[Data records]

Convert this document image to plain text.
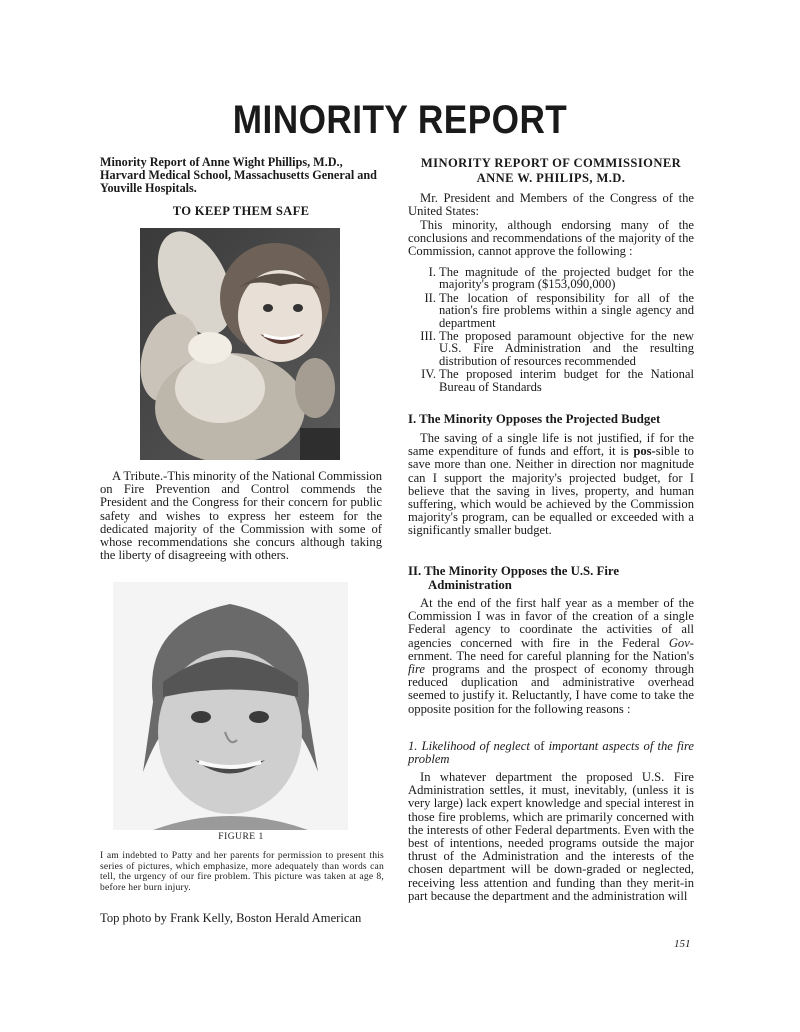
MINORITY REPORT
Minority Report of Anne Wight Phillips, M.D., Harvard Medical School, Massachusetts General and Youville Hospitals.
TO KEEP THEM SAFE
A Tribute.-This minority of the National Commission on Fire Prevention and Control commends the President and the Congress for their concern for public safety and wishes to express her esteem for the dedicated majority of the Commission with some of whose recommendations she concurs although taking the liberty of disagreeing with others.
FIGURE 1
I am indebted to Patty and her parents for permission to present this series of pictures, which emphasize, more adequately than words can tell, the urgency of our fire problem. This picture was taken at age 8, before her burn injury.
Top photo by Frank Kelly, Boston Herald American
MINORITY REPORT OF COMMISSIONER
ANNE W. PHILIPS, M.D.
Mr. President and Members of the Congress of the United States:
This minority, although endorsing many of the conclusions and recommendations of the majority of the Commission, cannot approve the following :
I. The magnitude of the projected budget for the majority's program ($153,090,000)
II. The location of responsibility for all of the nation's fire problems within a single agency and department
III. The proposed paramount objective for the new U.S. Fire Administration and the resulting distribution of resources recommended
IV. The proposed interim budget for the National Bureau of Standards
I. The Minority Opposes the Projected Budget
The saving of a single life is not justified, if for the same expenditure of funds and effort, it is pos-sible to save more than one. Neither in direction nor magnitude can I support the majority's projected budget, for I believe that the saving in lives, property, and human suffering, which would be achieved by the Commission majority's program, can be equalled or exceeded with a significantly smaller budget.
II. The Minority Opposes the U.S. Fire
Administration
At the end of the first half year as a member of the Commission I was in favor of the creation of a single Federal agency to coordinate the activities of all agencies concerned with fire in the Federal Gov-ernment. The need for careful planning for the Nation's fire programs and the prospect of economy through reduced duplication and administrative overhead seemed to justify it. Reluctantly, I have come to take the opposite position for the following reasons :
1. Likelihood of neglect of important aspects of the fire problem
In whatever department the proposed U.S. Fire Administration settles, it must, inevitably, (unless it is very large) lack expert knowledge and special interest in those fire problems, which are primarily concerned with the interests of other Federal departments. Even with the best of intentions, needed programs outside the major thrust of the Administration and the interests of the chosen department will be down-graded or neglected, receiving less attention and funding than they merit-in part because the department and the administration will
151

Exercise task = Scan the listing above for the word "although" and show each line where it is found.

Result of the task =
A Tribute.-This minority of the National Commission on Fire Prevention and Control commends the President and the Congress for their concern for public safety and wishes to express her esteem for the dedicated majority of the Commission with some of whose recommendations she concurs although taking the liberty of disagreeing with others.
This minority, although endorsing many of the conclusions and recommendations of the majority of the Commission, cannot approve the following :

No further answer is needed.